EXERCISE TASK - Look for "time" in the listing below. Gather each line that contains it.

_ _ _

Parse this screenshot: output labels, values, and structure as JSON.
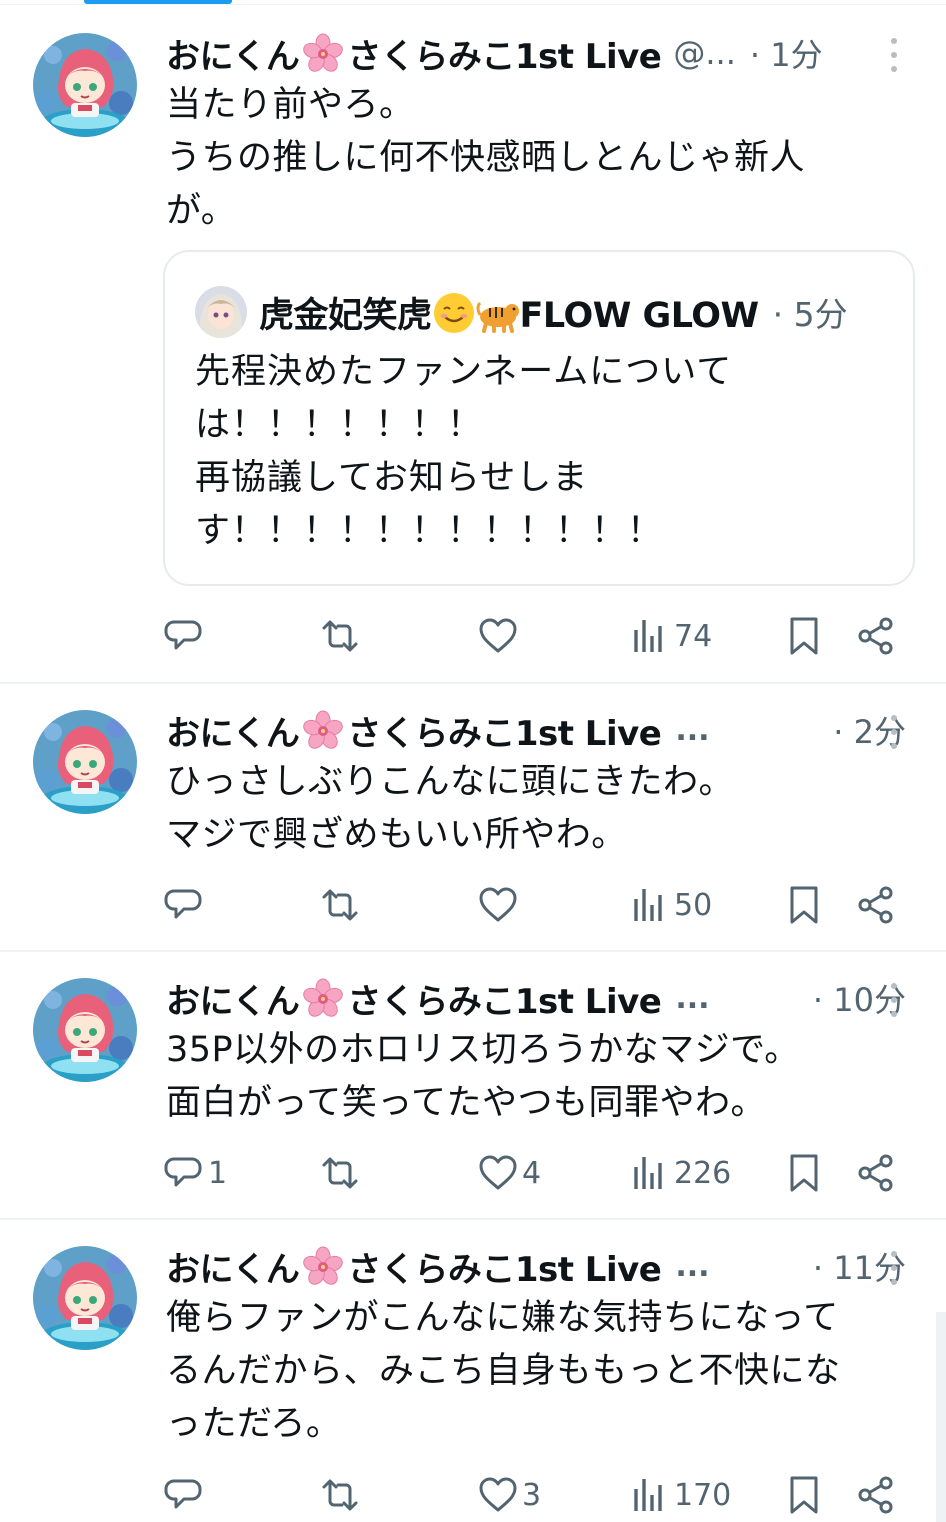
{
  "tweets": [
    {
      "name": "おにくん",
      "name2": "さくらみこ1st Live",
      "handle": "@...",
      "time": "· 1分",
      "lines": [
        "当たり前やろ。",
        "うちの推しに何不快感晒しとんじゃ新人",
        "が。"
      ],
      "quote": {
        "name": "虎金妃笑虎",
        "name2": "FLOW GLOW",
        "time": "· 5分",
        "lines": [
          "先程決めたファンネームについて",
          "は！！！！！！！",
          "再協議してお知らせしま",
          "す！！！！！！！！！！！！"
        ]
      },
      "reply_count": "",
      "retweet_count": "",
      "like_count": "",
      "views": "74"
    },
    {
      "name": "おにくん",
      "name2": "さくらみこ1st Live",
      "ellipsis": "...",
      "time": "· 2分",
      "lines": [
        "ひっさしぶりこんなに頭にきたわ。",
        "マジで興ざめもいい所やわ。"
      ],
      "reply_count": "",
      "retweet_count": "",
      "like_count": "",
      "views": "50"
    },
    {
      "name": "おにくん",
      "name2": "さくらみこ1st Live",
      "ellipsis": "...",
      "time": "· 10分",
      "lines": [
        "35P以外のホロリス切ろうかなマジで。",
        "面白がって笑ってたやつも同罪やわ。"
      ],
      "reply_count": "1",
      "retweet_count": "",
      "like_count": "4",
      "views": "226"
    },
    {
      "name": "おにくん",
      "name2": "さくらみこ1st Live",
      "ellipsis": "...",
      "time": "· 11分",
      "lines": [
        "俺らファンがこんなに嫌な気持ちになって",
        "るんだから、みこち自身ももっと不快にな",
        "っただろ。"
      ],
      "reply_count": "",
      "retweet_count": "",
      "like_count": "3",
      "views": "170"
    }
  ],
  "icons": {
    "reply": "reply-icon",
    "retweet": "retweet-icon",
    "like": "heart-icon",
    "views": "views-icon",
    "bookmark": "bookmark-icon",
    "share": "share-icon",
    "more": "more-icon"
  },
  "colors": {
    "text": "#0f1419",
    "secondary": "#536471",
    "accent": "#1d9bf0",
    "divider": "#eff3f4"
  }
}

_ _ _

SOLUTION FOR THIS PROBLEM -
      "time": "· 1分",
        "time": "· 5分",
      "time": "· 2分",
      "time": "· 10分",
      "time": "· 11分",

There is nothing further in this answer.